Skip every picture, and copy exactly the lines from the one containing "Type out the text in this image." to the end of the data.

○ ○ ○ ○ ○

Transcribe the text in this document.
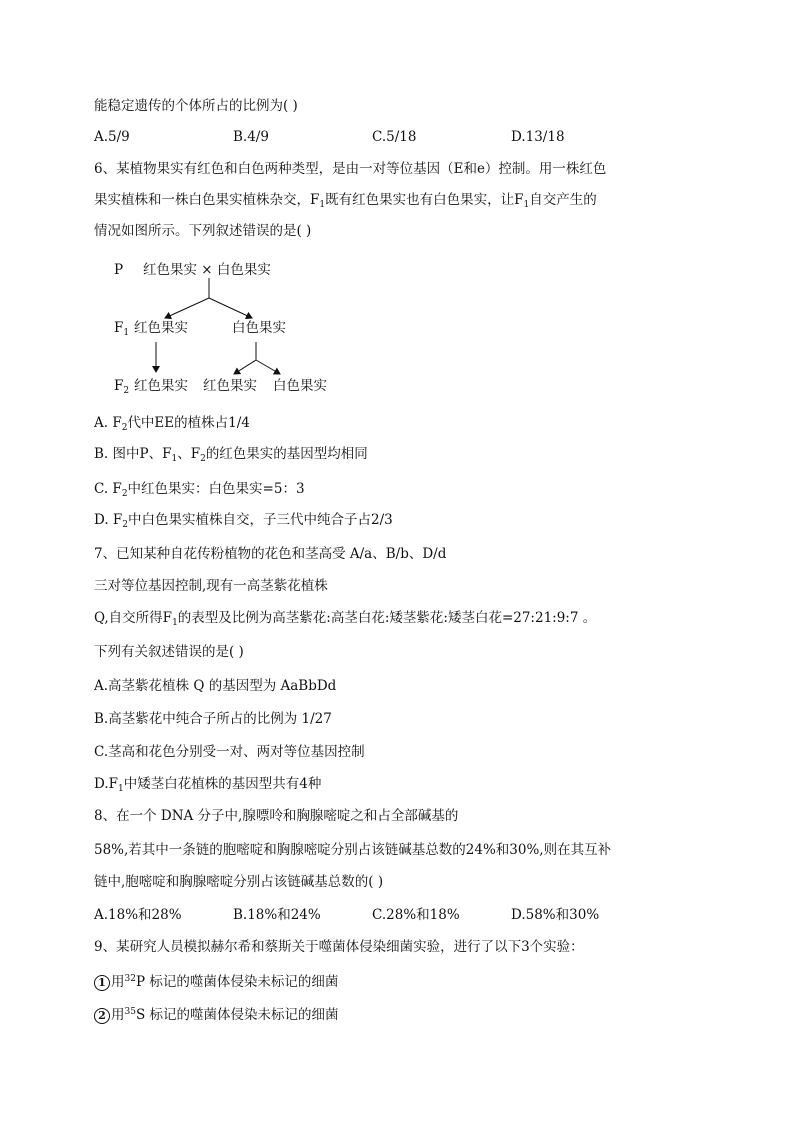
能稳定遗传的个体所占的比例为( )
A.5/9	B.4/9	C.5/18	D.13/18
6、某植物果实有红色和白色两种类型，是由一对等位基因（E和e）控制。用一株红色
果实植株和一株白色果实植株杂交，$F_1$既有红色果实也有白色果实，让$F_1$自交产生的
情况如图所示。下列叙述错误的是( )
P 红色果实 × 白色果实
$F_1$ 红色果实	白色果实
$F_2$ 红色果实 红色果实 白色果实
A. $F_2$代中EE的植株占1/4
B. 图中P、$F_1$、$F_2$的红色果实的基因型均相同
C. $F_2$中红色果实：白色果实=5：3
D. $F_2$中白色果实植株自交，子三代中纯合子占2/3
7、已知某种自花传粉植物的花色和茎高受 A/a、B/b、D/d
三对等位基因控制,现有一高茎紫花植株
Q,自交所得$F_1$的表型及比例为高茎紫花:高茎白花:矮茎紫花:矮茎白花=27:21:9:7 。
下列有关叙述错误的是( )
A.高茎紫花植株 Q 的基因型为 AaBbDd
B.高茎紫花中纯合子所占的比例为 1/27
C.茎高和花色分别受一对、两对等位基因控制
$D.F_1$中矮茎白花植株的基因型共有4种
8、在一个 DNA 分子中,腺嘌呤和胸腺嘧啶之和占全部碱基的
58%,若其中一条链的胞嘧啶和胸腺嘧啶分别占该链碱基总数的24%和30%,则在其互补
链中,胞嘧啶和胸腺嘧啶分别占该链碱基总数的( )
A.18%和28%	B.18%和24%	C.28%和18%	D.58%和30%
9、某研究人员模拟赫尔希和蔡斯关于噬菌体侵染细菌实验，进行了以下3个实验：
1 用$^{32}$P 标记的噬菌体侵染未标记的细菌
2 用$^{35}$S 标记的噬菌体侵染未标记的细菌
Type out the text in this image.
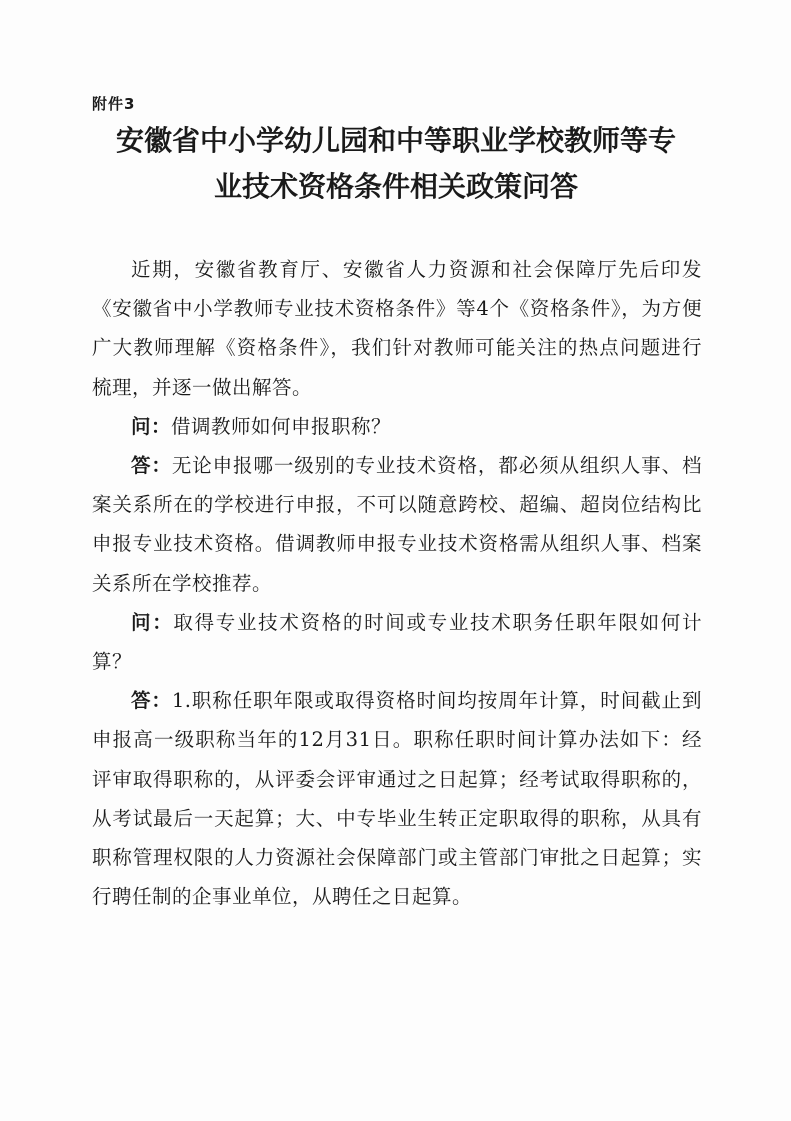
附件3
安徽省中小学幼儿园和中等职业学校教师等专
业技术资格条件相关政策问答

近期，安徽省教育厅、安徽省人力资源和社会保障厅先后印发《安徽省中小学教师专业技术资格条件》等4个《资格条件》，为方便广大教师理解《资格条件》，我们针对教师可能关注的热点问题进行梳理，并逐一做出解答。

问：借调教师如何申报职称？

答：无论申报哪一级别的专业技术资格，都必须从组织人事、档案关系所在的学校进行申报，不可以随意跨校、超编、超岗位结构比申报专业技术资格。借调教师申报专业技术资格需从组织人事、档案关系所在学校推荐。

问：取得专业技术资格的时间或专业技术职务任职年限如何计算？

答：1.职称任职年限或取得资格时间均按周年计算，时间截止到申报高一级职称当年的12月31日。职称任职时间计算办法如下：经评审取得职称的，从评委会评审通过之日起算；经考试取得职称的，从考试最后一天起算；大、中专毕业生转正定职取得的职称，从具有职称管理权限的人力资源社会保障部门或主管部门审批之日起算；实行聘任制的企事业单位，从聘任之日起算。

○ ○ ○ ○ ○

**ANSWER TO THIS TASK:**
Type out the text in this image.
附件3
安徽省中小学幼儿园和中等职业学校教师等专
业技术资格条件相关政策问答

近期，安徽省教育厅、安徽省人力资源和社会保障厅先后印发《安徽省中小学教师专业技术资格条件》等4个《资格条件》，为方便广大教师理解《资格条件》，我们针对教师可能关注的热点问题进行梳理，并逐一做出解答。

问：借调教师如何申报职称？

答：无论申报哪一级别的专业技术资格，都必须从组织人事、档案关系所在的学校进行申报，不可以随意跨校、超编、超岗位结构比申报专业技术资格。借调教师申报专业技术资格需从组织人事、档案关系所在学校推荐。

问：取得专业技术资格的时间或专业技术职务任职年限如何计算？

答：1.职称任职年限或取得资格时间均按周年计算，时间截止到申报高一级职称当年的12月31日。职称任职时间计算办法如下：经评审取得职称的，从评委会评审通过之日起算；经考试取得职称的，从考试最后一天起算；大、中专毕业生转正定职取得的职称，从具有职称管理权限的人力资源社会保障部门或主管部门审批之日起算；实行聘任制的企事业单位，从聘任之日起算。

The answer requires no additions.